## Instruction
Check every line of the data below for the string "fluid", and copy the ones that hold it.

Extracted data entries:
################
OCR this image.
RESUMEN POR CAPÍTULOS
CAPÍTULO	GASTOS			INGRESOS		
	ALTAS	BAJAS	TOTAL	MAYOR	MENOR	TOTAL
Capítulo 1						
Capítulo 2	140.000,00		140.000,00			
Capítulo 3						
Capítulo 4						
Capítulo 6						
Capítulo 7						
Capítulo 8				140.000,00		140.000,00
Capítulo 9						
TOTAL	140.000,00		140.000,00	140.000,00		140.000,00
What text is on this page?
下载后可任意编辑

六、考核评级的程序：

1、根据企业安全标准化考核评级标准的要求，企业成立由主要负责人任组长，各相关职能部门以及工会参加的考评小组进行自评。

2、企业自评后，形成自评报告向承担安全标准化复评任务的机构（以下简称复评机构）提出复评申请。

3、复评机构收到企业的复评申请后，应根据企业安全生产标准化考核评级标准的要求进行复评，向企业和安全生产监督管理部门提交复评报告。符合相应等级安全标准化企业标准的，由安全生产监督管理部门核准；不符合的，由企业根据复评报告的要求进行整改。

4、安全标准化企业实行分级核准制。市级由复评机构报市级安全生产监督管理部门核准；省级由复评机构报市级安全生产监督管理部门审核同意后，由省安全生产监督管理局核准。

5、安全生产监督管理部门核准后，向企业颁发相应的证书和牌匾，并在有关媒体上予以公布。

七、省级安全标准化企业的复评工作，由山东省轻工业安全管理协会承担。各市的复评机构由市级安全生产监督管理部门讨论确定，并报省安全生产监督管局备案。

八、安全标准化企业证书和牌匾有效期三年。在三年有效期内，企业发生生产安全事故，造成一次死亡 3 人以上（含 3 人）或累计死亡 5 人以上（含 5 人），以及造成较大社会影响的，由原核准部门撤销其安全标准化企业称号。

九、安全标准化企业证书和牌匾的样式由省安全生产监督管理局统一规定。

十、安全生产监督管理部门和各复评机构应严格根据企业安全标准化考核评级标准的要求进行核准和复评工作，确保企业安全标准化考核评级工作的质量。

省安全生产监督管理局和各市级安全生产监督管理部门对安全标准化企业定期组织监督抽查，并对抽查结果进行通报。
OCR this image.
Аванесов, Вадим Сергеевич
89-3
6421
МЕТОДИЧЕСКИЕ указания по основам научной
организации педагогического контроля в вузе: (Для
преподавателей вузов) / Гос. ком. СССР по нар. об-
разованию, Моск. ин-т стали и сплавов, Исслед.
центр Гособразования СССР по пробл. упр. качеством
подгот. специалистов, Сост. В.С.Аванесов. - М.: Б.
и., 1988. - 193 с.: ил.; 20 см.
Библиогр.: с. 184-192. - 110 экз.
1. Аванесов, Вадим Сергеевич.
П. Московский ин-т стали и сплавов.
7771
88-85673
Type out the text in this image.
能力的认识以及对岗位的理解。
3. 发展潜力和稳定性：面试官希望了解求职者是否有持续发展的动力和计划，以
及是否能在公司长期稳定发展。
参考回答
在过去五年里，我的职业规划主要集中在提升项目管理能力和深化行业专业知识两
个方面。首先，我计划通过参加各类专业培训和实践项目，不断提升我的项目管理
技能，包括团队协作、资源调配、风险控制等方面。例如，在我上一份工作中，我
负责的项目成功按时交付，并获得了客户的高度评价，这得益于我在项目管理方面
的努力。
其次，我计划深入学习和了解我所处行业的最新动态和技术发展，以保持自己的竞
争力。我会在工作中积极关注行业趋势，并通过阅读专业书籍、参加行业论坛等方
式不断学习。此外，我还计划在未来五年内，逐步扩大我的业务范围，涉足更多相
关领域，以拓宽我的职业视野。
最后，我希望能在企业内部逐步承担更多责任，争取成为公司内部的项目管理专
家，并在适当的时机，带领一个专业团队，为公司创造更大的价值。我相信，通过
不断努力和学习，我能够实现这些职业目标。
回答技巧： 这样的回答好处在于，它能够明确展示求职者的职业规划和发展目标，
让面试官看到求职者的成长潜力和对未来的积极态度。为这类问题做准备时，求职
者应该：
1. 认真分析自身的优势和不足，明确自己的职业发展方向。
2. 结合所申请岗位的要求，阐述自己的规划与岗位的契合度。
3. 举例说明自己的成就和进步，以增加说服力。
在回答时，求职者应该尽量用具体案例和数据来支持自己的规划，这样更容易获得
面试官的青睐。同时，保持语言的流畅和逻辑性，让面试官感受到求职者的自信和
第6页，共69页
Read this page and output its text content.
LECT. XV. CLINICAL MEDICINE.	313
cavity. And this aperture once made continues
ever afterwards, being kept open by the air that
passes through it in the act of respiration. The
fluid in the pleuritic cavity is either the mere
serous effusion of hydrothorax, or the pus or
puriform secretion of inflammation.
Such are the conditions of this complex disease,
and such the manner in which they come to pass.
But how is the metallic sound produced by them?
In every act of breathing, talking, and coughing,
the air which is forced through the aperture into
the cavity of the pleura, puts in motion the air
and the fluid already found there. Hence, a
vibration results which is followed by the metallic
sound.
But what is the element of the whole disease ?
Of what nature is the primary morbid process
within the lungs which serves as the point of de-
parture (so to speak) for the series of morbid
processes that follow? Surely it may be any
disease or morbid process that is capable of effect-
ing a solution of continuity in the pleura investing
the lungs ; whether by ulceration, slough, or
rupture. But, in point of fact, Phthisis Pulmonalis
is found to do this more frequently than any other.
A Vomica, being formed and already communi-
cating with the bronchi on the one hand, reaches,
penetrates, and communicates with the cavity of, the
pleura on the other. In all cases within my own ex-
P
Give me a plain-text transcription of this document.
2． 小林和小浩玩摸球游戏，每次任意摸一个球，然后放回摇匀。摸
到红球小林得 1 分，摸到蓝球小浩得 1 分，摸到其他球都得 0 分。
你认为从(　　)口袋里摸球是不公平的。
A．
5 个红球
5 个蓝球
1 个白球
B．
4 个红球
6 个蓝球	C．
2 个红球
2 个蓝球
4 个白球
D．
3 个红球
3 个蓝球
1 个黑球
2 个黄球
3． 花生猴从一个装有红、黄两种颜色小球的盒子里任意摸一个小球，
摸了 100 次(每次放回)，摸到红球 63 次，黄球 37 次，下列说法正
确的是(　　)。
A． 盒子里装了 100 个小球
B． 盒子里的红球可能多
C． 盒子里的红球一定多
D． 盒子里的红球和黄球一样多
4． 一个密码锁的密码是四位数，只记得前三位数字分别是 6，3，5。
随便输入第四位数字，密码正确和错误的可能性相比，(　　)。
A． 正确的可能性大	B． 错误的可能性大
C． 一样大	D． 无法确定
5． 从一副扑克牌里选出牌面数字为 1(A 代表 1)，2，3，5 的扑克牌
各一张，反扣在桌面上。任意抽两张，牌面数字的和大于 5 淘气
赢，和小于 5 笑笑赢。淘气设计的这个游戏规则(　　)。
################
## Solution to this exercise
fluid in the pleuritic cavity is either the mere
and the fluid already found there. Hence, a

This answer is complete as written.